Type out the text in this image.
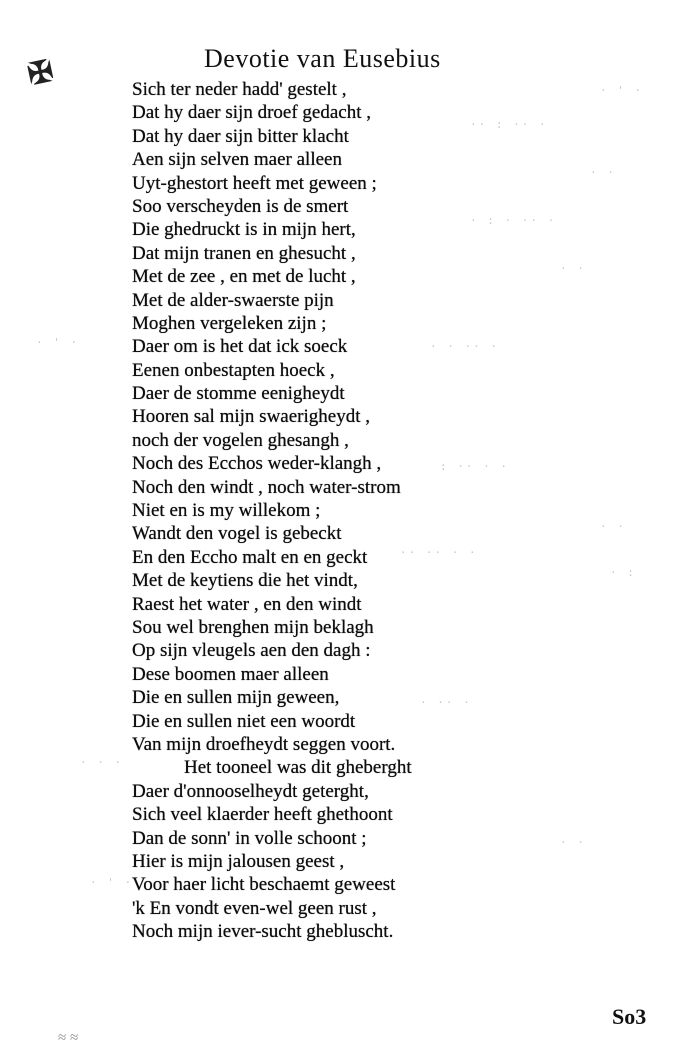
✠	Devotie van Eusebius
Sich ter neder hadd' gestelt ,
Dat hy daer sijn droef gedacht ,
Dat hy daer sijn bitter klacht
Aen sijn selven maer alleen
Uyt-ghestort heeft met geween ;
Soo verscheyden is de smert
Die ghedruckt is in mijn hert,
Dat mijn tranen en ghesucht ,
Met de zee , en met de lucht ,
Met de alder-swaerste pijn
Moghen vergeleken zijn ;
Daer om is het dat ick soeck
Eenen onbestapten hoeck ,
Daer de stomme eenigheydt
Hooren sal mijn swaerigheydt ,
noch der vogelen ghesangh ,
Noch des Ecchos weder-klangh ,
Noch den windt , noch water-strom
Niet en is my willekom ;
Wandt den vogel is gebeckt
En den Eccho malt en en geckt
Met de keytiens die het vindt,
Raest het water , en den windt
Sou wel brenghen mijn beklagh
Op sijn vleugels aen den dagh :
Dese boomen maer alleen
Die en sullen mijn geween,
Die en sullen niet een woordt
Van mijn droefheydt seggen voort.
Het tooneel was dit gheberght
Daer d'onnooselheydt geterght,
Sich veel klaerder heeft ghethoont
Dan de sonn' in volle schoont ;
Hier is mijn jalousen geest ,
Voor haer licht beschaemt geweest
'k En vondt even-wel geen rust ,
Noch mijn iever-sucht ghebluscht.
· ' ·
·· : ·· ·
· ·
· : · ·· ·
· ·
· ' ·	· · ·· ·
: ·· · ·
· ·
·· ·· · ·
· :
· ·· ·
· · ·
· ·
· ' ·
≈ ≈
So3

※

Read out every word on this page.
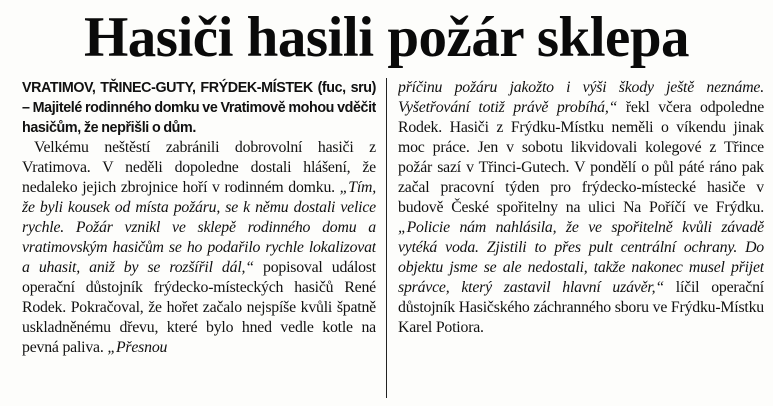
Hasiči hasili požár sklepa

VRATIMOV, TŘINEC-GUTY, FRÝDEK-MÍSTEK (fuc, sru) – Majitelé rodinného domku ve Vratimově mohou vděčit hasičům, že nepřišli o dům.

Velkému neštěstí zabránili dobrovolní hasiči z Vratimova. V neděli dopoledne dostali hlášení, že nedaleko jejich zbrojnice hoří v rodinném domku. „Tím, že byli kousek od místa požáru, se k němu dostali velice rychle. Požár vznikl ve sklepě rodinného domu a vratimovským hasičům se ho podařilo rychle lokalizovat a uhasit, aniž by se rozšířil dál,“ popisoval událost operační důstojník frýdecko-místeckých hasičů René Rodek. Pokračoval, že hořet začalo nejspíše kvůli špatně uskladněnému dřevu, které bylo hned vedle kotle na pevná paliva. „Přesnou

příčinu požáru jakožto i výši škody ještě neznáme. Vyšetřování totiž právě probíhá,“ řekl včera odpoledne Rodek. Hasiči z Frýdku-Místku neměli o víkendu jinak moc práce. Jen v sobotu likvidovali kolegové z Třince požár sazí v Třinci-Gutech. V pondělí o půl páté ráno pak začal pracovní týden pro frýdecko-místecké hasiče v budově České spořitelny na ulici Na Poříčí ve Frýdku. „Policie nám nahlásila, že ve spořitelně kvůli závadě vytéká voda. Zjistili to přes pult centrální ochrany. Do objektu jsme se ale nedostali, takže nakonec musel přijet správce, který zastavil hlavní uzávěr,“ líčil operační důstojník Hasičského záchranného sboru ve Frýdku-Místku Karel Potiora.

※

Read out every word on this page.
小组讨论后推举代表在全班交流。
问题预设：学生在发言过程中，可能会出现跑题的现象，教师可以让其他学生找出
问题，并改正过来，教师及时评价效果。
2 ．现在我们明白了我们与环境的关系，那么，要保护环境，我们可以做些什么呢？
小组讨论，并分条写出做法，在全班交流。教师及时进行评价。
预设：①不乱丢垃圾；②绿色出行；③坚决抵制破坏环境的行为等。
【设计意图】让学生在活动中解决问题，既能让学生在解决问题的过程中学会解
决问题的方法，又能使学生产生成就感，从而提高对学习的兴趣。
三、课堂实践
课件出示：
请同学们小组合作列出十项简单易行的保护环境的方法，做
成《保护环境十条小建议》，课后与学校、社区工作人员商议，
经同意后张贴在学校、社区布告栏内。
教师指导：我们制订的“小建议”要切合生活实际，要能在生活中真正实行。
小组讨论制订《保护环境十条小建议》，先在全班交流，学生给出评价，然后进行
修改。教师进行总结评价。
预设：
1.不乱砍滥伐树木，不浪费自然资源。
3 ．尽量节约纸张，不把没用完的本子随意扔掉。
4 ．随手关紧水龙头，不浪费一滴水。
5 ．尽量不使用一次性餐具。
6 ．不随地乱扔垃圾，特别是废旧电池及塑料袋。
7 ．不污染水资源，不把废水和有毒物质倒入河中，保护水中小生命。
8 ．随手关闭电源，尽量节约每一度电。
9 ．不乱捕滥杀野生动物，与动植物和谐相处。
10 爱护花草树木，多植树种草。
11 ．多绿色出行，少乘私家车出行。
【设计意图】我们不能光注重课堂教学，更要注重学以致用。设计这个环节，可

※

▸ PROBLEM TO SOLVE: Tell how many lines above contain the word "maer". Give the number alone.

▸ COMPLETED TASK: 2